● Exercise description: Please pull out every line that includes the string "above".

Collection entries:
--

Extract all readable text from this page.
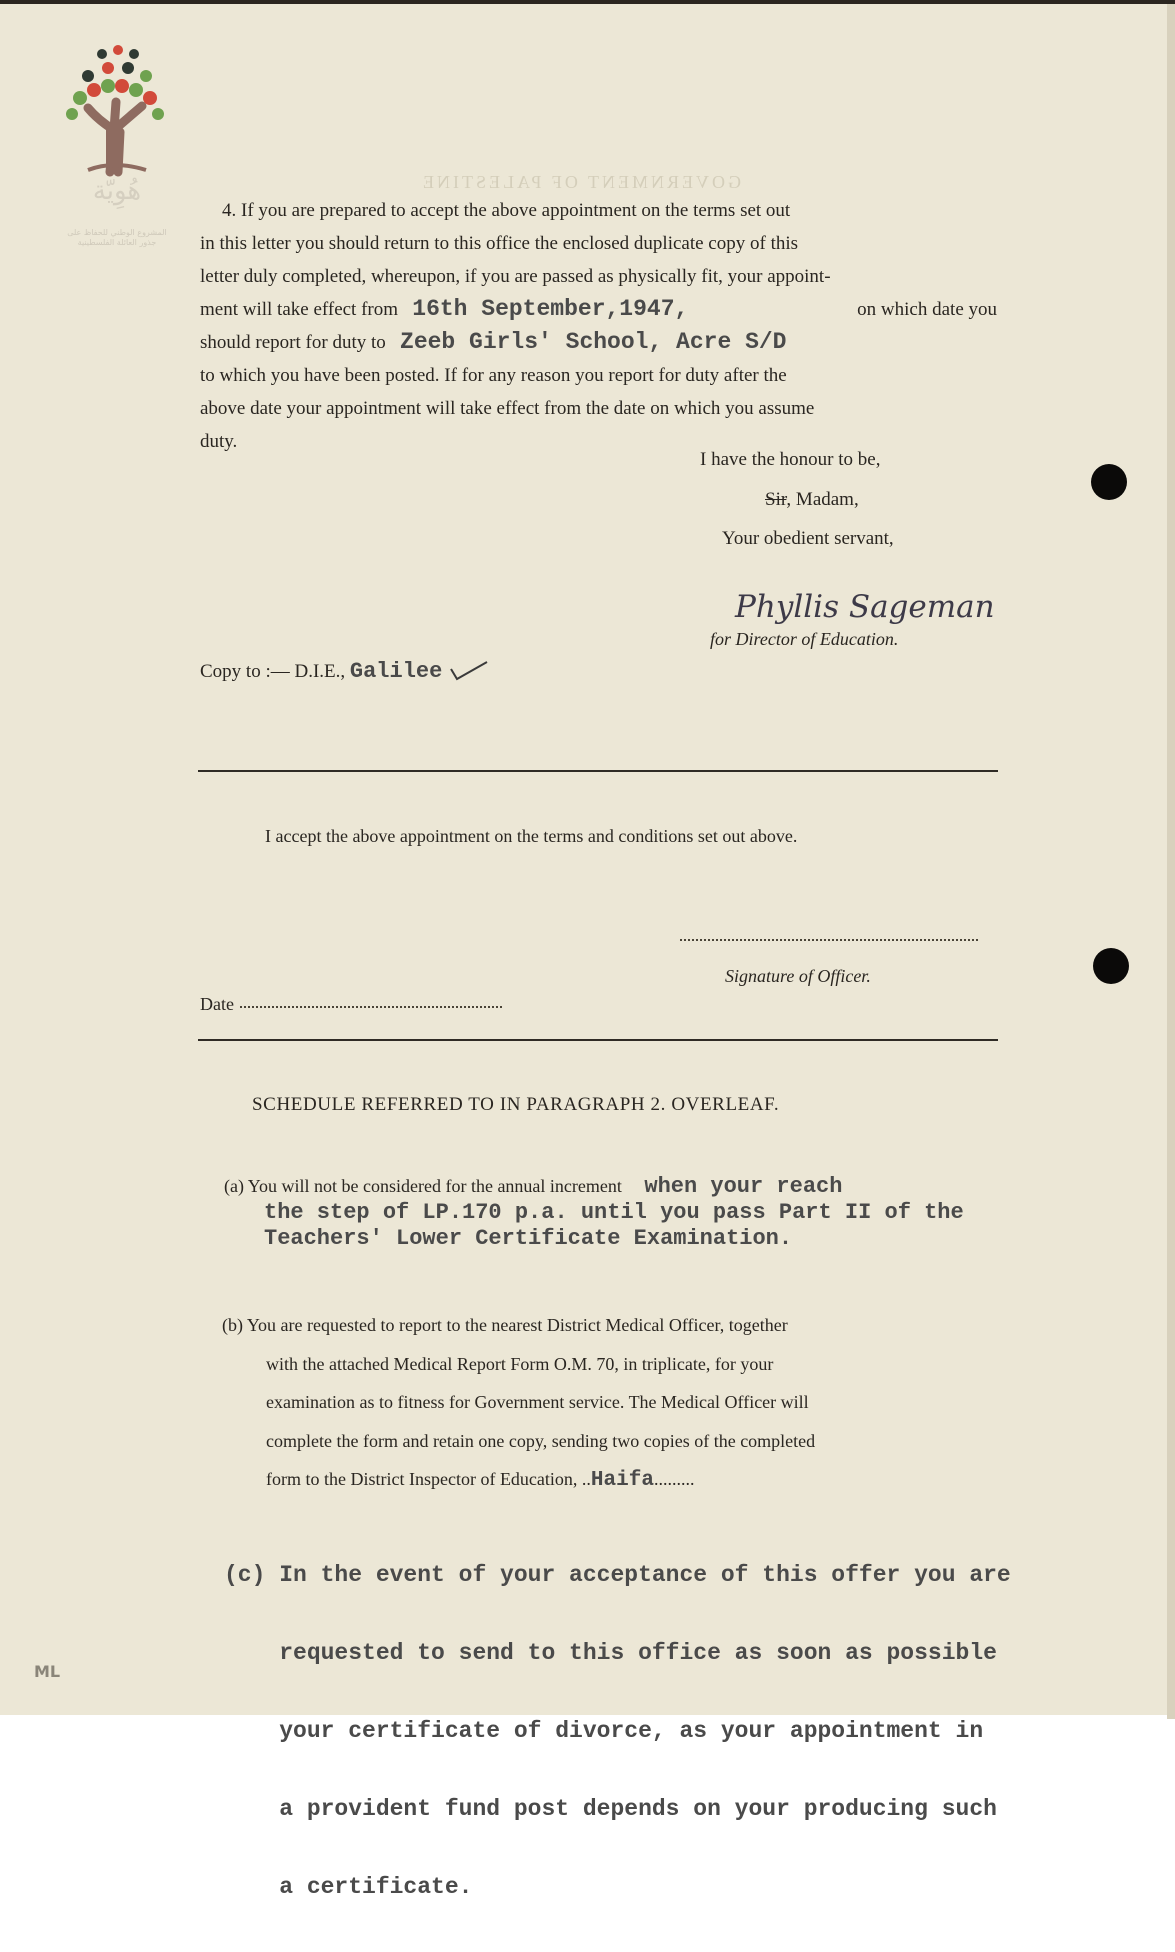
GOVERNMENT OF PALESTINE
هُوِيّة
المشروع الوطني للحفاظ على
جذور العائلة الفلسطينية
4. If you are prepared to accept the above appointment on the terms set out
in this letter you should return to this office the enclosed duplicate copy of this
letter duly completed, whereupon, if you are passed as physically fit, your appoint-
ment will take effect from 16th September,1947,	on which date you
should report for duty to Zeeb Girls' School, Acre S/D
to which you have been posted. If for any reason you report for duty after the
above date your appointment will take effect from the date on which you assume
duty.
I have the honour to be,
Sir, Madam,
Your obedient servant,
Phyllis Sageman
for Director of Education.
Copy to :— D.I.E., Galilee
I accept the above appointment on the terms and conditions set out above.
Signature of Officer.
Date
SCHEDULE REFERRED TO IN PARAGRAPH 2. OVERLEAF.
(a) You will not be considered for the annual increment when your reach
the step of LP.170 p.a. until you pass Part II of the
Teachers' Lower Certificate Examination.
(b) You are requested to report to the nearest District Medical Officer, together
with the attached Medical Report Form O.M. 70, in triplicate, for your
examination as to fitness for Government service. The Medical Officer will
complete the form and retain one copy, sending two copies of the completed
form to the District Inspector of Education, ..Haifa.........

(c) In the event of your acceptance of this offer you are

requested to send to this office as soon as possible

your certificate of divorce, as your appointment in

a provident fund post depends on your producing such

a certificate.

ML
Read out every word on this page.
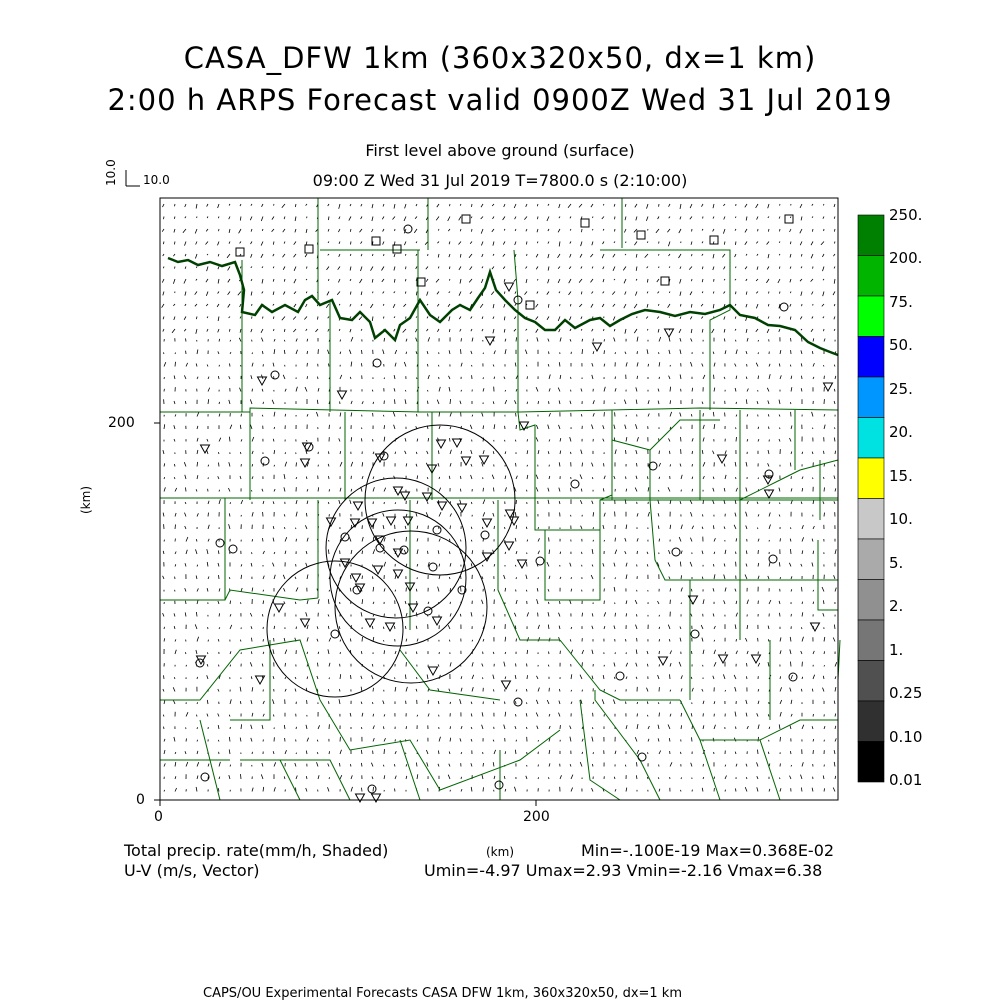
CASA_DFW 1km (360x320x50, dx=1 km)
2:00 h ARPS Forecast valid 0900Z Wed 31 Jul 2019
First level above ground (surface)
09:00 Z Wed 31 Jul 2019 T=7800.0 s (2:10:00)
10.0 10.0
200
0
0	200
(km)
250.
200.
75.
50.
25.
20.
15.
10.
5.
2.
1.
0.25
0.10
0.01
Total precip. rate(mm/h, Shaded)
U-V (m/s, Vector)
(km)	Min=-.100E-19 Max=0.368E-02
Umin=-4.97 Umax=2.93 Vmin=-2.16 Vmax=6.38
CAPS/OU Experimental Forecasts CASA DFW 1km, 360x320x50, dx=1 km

--

● Written response:
4. If you are prepared to accept the above appointment on the terms set out
above date your appointment will take effect from the date on which you assume
I accept the above appointment on the terms and conditions set out above.
First level above ground (surface)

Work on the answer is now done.